▸ Exercise requirements: For every line in the records that has the word "Invitro", make a copy.

▸ Available records:
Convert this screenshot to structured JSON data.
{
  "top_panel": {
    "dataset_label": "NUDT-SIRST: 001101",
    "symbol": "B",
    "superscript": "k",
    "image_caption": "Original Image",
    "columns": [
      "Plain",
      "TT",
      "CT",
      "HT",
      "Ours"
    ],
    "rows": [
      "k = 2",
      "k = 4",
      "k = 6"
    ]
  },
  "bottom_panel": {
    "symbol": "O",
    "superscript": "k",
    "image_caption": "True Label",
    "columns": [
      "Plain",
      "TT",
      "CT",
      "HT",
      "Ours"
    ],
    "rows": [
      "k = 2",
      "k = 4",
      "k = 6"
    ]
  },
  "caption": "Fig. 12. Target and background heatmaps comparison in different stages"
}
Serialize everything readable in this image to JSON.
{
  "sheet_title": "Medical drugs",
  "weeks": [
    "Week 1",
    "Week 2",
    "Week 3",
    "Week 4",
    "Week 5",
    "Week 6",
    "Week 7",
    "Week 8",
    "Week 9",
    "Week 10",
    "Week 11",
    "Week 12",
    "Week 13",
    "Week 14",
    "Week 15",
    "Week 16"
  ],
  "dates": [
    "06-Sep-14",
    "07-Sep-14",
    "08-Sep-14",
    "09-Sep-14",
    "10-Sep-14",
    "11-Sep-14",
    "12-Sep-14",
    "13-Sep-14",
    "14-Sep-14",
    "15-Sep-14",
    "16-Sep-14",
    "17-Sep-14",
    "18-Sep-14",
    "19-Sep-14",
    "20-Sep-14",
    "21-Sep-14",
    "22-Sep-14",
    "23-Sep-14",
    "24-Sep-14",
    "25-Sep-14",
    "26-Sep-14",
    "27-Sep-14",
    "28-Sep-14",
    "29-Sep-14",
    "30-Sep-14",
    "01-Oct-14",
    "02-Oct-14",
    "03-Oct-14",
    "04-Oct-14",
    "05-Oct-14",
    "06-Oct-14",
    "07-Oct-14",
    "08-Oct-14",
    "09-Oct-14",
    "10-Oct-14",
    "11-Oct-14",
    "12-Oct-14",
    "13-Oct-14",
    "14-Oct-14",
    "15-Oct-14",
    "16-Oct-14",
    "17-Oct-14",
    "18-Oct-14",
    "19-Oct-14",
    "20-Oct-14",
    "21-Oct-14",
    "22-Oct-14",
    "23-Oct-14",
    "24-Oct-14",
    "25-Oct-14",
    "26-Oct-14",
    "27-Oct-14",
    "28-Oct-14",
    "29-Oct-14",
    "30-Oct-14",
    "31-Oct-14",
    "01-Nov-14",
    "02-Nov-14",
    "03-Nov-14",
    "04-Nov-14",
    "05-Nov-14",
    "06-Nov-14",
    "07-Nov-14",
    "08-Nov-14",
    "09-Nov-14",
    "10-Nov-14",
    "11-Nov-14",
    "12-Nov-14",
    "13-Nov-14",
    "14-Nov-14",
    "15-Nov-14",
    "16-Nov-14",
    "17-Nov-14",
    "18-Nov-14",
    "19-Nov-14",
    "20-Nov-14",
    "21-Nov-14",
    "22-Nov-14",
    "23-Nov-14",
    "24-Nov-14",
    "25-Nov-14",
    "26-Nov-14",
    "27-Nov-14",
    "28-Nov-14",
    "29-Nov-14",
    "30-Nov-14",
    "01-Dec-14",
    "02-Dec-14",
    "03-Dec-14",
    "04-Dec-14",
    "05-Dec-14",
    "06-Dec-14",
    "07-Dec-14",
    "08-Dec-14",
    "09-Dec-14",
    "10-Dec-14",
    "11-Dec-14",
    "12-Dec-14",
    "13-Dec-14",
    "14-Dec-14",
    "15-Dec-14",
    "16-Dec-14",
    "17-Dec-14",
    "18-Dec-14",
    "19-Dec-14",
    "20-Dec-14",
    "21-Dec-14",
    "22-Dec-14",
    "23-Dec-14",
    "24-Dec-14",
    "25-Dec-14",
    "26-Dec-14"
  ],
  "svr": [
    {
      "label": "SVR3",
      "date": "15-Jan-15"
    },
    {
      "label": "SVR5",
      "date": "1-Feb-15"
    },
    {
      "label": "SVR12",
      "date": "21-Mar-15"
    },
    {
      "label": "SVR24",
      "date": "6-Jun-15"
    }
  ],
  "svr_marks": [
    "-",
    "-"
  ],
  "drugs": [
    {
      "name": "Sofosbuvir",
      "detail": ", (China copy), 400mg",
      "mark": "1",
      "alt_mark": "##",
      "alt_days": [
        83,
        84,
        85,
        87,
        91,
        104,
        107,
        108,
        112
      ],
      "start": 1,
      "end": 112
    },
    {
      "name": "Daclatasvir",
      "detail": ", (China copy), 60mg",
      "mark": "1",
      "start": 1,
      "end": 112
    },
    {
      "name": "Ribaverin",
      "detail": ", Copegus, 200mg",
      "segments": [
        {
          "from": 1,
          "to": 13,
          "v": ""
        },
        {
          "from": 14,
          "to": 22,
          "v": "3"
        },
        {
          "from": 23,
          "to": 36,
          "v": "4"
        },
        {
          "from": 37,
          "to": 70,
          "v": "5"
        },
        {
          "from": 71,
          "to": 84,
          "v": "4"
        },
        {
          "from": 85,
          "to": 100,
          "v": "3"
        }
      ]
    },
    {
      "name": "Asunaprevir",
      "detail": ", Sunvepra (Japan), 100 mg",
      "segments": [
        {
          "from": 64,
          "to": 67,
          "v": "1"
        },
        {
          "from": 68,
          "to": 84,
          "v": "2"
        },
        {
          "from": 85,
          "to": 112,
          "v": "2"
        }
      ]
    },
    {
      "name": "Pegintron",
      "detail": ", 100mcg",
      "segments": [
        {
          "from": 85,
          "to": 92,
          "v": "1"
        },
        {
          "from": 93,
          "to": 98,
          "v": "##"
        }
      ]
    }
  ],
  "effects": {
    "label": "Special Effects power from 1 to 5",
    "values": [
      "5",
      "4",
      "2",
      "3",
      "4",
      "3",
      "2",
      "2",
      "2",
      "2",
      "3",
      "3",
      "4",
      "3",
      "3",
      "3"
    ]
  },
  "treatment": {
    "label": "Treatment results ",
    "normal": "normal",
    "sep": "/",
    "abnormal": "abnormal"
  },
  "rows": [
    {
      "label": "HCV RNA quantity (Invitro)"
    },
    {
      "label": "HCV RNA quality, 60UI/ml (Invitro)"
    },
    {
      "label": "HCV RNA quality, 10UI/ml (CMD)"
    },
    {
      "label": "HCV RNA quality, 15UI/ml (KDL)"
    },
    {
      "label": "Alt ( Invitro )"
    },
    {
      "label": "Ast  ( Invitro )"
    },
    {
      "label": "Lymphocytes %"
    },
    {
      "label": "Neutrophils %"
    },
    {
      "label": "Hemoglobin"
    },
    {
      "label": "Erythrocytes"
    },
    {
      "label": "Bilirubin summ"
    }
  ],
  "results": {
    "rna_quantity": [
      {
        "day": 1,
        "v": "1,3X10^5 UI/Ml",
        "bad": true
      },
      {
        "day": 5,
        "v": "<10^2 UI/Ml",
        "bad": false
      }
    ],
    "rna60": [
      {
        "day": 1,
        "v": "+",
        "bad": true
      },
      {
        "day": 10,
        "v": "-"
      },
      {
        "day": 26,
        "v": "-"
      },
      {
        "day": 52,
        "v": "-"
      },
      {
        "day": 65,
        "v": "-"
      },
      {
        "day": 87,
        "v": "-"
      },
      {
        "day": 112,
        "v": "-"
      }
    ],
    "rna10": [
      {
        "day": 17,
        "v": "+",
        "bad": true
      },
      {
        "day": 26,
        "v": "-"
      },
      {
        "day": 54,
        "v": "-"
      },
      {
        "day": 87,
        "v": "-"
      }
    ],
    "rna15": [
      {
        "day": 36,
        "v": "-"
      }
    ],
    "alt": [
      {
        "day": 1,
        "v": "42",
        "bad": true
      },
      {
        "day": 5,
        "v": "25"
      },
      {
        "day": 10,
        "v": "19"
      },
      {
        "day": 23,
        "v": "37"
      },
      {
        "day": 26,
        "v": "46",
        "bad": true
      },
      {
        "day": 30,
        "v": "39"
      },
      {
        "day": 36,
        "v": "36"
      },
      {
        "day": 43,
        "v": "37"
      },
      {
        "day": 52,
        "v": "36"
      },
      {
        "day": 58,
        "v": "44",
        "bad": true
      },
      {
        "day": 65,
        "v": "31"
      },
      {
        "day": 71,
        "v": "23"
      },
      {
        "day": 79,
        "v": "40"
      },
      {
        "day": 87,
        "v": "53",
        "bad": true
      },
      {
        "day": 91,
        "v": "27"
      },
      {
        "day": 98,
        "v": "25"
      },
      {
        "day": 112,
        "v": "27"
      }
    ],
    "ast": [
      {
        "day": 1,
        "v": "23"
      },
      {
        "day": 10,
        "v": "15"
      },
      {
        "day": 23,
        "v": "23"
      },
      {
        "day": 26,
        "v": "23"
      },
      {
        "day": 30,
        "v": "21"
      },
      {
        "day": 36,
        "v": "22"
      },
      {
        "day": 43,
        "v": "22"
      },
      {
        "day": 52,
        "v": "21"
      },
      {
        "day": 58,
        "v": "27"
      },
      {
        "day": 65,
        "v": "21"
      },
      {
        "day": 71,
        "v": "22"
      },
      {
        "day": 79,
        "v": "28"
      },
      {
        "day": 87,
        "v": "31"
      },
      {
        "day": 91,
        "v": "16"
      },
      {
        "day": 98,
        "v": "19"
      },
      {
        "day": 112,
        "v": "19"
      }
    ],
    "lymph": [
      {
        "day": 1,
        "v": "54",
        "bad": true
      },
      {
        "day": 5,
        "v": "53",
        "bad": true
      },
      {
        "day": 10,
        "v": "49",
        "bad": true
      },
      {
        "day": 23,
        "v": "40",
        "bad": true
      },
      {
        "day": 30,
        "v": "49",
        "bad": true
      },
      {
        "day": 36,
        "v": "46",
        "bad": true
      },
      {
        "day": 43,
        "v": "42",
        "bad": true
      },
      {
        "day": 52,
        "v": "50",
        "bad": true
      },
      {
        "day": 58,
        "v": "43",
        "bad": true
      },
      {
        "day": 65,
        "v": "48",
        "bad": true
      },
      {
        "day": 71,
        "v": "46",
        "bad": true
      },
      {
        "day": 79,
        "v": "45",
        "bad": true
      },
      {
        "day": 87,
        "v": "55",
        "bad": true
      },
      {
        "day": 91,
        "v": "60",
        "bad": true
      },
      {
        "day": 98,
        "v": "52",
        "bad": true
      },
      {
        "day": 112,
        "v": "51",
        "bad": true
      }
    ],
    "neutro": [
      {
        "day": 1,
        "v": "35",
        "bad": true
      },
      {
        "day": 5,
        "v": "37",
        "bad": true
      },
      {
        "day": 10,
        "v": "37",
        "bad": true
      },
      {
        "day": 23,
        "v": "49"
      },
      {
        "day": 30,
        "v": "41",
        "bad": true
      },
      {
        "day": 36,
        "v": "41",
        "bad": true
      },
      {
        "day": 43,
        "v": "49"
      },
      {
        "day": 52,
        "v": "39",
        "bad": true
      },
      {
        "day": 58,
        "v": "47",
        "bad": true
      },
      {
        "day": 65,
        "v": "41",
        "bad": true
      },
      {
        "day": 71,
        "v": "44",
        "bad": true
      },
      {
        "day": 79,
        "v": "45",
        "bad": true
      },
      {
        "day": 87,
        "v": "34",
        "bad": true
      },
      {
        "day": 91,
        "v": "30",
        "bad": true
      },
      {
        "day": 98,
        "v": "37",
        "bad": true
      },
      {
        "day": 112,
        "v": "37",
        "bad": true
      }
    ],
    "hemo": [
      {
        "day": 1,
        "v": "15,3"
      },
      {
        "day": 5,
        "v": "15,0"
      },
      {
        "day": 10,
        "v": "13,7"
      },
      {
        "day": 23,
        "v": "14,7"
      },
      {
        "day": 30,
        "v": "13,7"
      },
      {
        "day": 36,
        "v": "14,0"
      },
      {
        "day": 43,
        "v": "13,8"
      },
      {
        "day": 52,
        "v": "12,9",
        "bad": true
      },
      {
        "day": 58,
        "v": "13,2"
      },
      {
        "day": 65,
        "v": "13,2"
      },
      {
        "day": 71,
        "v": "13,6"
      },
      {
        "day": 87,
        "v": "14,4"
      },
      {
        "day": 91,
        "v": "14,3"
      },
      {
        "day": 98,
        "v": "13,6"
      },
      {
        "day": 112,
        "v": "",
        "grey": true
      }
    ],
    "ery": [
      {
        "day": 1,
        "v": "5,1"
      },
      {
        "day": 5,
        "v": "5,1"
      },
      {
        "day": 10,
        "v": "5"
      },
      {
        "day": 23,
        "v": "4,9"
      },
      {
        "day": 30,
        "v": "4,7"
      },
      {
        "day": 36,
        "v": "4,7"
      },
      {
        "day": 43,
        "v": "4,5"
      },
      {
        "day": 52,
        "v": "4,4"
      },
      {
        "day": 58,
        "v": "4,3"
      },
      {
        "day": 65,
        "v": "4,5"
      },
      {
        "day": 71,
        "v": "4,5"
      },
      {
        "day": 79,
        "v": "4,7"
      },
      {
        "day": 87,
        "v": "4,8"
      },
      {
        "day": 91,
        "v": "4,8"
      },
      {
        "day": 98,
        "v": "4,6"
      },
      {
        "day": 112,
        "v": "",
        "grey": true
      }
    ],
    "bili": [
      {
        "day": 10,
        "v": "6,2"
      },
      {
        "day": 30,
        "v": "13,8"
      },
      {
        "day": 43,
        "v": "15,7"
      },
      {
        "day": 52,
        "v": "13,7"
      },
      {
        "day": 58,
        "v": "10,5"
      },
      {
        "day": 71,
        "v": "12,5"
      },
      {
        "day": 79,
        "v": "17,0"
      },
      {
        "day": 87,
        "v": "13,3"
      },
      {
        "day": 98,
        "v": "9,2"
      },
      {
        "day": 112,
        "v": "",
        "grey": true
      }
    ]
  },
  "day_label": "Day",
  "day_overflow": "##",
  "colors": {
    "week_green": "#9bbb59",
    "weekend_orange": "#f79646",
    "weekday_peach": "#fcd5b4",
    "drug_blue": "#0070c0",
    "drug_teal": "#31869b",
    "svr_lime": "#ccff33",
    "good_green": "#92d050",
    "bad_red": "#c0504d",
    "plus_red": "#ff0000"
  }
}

▸ Correct result:
      "label": "HCV RNA quantity (Invitro)"
      "label": "HCV RNA quality, 60UI/ml (Invitro)"
      "label": "Alt ( Invitro )"
      "label": "Ast  ( Invitro )"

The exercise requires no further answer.